→ Task details
In the listing that follows, how many lines contain "right"? Give the number only.

→ Chart and figure data
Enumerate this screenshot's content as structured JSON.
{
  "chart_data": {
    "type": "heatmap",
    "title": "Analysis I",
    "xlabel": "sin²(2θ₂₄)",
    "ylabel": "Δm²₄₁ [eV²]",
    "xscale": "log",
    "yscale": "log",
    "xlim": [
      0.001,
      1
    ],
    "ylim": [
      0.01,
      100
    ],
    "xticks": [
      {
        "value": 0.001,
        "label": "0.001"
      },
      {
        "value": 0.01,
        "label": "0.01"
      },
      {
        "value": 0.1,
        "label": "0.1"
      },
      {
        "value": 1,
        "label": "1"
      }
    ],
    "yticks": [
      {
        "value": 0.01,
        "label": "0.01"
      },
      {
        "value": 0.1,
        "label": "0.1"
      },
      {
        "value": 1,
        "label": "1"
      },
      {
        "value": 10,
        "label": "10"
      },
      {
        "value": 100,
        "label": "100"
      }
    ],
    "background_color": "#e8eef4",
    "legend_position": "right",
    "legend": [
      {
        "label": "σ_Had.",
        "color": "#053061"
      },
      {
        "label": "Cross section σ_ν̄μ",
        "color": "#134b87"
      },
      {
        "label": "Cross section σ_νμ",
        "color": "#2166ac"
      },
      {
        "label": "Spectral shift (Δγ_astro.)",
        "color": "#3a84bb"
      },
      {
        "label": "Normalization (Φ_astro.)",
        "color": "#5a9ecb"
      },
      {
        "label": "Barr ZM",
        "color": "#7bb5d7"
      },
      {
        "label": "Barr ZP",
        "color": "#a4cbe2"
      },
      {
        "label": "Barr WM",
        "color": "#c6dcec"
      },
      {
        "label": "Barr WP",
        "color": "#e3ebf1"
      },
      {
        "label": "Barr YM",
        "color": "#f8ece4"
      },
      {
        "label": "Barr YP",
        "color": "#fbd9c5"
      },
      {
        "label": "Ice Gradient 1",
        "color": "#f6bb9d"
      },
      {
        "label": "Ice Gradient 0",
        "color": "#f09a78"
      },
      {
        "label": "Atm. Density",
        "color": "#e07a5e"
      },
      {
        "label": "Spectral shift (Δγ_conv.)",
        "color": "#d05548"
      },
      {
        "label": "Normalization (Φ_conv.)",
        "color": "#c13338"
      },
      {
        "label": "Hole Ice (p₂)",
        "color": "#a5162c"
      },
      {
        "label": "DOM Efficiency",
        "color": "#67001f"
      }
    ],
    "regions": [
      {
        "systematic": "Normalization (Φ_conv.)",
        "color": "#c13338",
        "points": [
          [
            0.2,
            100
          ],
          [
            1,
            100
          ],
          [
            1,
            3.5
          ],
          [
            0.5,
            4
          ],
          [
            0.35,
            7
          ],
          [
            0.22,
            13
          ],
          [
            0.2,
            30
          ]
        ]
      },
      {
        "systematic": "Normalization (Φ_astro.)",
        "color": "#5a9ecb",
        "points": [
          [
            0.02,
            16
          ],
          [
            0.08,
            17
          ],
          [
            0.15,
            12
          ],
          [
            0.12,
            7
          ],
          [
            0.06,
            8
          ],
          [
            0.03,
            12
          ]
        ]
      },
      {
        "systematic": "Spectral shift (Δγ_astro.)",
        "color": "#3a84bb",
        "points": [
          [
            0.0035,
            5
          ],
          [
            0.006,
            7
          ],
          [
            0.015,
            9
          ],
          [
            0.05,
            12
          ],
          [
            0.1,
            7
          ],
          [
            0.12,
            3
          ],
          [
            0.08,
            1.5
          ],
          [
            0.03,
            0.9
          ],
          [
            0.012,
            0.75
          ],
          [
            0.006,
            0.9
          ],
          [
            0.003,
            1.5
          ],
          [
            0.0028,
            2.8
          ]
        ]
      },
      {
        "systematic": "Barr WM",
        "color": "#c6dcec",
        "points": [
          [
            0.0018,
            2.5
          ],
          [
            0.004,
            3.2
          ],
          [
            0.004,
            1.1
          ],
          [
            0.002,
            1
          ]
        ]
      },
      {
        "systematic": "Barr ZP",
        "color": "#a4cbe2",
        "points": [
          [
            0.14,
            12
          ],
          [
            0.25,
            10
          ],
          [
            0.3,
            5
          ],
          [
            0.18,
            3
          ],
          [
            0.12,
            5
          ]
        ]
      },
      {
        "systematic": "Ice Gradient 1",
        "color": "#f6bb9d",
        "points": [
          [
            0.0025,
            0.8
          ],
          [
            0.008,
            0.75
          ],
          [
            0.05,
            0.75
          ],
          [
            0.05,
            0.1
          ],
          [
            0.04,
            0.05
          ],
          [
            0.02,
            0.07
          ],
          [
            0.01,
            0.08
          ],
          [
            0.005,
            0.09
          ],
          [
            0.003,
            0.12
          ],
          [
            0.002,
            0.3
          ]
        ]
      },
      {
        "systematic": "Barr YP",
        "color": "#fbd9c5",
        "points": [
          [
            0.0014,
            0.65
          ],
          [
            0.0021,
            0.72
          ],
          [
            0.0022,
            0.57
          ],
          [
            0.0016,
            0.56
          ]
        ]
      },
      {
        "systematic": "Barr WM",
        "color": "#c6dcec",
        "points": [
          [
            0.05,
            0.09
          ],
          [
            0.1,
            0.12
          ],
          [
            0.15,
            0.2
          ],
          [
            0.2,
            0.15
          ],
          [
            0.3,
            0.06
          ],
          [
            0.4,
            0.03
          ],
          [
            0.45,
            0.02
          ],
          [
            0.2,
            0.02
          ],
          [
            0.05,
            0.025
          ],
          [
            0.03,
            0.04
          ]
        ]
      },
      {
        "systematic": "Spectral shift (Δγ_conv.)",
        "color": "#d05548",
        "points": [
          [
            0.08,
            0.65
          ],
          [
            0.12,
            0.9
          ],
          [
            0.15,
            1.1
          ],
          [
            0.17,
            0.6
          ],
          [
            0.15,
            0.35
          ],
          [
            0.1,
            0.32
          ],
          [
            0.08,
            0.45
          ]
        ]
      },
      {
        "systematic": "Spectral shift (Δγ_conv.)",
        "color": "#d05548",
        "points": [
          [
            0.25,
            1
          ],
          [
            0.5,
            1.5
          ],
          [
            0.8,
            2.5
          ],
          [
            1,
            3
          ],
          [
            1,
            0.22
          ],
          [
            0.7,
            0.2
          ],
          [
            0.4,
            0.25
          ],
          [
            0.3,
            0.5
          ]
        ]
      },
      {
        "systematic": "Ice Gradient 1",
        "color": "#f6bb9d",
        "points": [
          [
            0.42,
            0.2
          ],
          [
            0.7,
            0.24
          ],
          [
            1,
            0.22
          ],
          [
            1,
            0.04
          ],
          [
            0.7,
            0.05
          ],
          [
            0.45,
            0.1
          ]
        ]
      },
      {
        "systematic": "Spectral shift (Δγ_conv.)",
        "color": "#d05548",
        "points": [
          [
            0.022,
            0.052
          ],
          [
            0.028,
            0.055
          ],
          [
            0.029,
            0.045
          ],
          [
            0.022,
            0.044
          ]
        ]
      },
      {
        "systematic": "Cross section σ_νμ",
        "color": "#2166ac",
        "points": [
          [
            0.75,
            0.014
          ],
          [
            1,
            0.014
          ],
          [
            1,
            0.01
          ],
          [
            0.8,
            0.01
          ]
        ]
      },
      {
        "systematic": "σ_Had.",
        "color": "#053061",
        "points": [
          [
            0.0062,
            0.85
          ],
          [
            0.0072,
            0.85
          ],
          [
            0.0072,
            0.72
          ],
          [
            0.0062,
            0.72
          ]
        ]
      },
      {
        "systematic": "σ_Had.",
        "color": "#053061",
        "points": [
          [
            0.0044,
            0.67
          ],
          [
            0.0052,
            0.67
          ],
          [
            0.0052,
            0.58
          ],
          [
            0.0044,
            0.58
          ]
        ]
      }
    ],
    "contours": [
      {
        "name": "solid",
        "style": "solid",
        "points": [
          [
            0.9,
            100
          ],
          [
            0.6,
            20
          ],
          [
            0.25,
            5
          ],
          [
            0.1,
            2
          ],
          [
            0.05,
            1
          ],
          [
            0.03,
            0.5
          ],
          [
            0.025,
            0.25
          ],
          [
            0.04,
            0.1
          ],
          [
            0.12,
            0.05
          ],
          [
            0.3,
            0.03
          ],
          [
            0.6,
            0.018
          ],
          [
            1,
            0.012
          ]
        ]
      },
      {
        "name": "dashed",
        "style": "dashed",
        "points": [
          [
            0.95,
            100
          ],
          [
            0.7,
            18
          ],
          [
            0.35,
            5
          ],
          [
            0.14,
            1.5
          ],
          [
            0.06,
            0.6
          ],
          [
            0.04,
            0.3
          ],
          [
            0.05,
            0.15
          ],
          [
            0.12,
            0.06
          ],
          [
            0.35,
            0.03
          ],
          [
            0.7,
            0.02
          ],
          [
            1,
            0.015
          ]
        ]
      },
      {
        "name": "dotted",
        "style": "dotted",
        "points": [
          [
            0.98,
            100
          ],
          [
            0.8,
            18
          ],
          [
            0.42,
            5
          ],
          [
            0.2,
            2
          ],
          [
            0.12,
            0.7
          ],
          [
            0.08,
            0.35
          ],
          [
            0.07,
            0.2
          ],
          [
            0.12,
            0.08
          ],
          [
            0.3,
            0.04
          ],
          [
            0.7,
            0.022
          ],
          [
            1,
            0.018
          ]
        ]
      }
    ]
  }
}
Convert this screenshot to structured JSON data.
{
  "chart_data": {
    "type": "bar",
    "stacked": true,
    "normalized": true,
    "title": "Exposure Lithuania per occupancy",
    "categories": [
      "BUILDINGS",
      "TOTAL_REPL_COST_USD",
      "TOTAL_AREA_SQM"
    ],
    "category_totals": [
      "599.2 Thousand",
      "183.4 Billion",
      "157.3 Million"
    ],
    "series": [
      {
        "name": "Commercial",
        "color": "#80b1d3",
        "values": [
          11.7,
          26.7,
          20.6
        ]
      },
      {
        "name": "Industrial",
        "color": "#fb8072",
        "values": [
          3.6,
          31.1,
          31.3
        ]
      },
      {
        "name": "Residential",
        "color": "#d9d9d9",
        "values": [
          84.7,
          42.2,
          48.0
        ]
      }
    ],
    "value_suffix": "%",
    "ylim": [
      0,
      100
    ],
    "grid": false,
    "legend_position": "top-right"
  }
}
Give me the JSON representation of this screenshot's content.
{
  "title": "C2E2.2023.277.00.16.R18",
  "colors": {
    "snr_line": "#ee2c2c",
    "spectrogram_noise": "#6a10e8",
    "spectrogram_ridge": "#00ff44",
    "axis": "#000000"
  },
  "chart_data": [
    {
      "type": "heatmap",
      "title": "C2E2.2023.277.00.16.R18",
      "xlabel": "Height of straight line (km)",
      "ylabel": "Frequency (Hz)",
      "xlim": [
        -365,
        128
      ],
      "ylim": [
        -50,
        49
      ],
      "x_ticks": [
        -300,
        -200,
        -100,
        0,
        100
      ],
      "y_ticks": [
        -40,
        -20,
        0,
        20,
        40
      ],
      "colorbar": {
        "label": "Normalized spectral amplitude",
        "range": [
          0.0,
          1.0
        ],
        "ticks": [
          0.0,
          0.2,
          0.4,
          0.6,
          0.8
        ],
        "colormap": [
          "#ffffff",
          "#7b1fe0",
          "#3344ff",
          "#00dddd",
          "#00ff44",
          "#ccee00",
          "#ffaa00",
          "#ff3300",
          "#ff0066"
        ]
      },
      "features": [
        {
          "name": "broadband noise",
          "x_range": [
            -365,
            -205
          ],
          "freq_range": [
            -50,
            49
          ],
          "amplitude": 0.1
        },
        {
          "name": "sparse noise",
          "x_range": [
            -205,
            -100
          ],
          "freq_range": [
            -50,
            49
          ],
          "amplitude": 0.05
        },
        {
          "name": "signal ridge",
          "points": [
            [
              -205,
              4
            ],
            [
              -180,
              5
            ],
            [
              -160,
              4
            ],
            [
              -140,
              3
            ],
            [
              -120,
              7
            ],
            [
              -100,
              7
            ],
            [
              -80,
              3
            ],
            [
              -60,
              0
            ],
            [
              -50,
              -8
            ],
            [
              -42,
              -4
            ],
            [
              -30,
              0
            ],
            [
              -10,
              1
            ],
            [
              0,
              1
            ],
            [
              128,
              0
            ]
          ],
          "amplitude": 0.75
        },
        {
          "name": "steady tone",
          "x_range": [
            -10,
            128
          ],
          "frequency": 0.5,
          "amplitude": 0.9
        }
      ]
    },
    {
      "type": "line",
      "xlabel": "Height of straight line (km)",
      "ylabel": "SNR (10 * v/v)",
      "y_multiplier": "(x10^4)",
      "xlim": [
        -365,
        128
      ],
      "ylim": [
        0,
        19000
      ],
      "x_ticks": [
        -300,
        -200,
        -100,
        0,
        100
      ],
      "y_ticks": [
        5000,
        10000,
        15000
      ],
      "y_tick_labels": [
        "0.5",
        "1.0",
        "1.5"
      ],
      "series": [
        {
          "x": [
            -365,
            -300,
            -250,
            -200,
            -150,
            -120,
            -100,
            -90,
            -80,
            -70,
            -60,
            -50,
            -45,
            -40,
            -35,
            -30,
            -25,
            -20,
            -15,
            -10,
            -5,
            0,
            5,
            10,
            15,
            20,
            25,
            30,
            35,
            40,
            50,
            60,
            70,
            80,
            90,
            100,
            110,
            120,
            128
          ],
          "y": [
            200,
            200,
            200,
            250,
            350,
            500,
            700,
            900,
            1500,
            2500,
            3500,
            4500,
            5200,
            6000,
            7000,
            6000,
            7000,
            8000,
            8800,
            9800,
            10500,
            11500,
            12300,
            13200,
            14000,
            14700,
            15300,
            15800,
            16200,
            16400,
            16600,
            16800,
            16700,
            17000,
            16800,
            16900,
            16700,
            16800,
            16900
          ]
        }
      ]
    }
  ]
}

→ Output for this task
2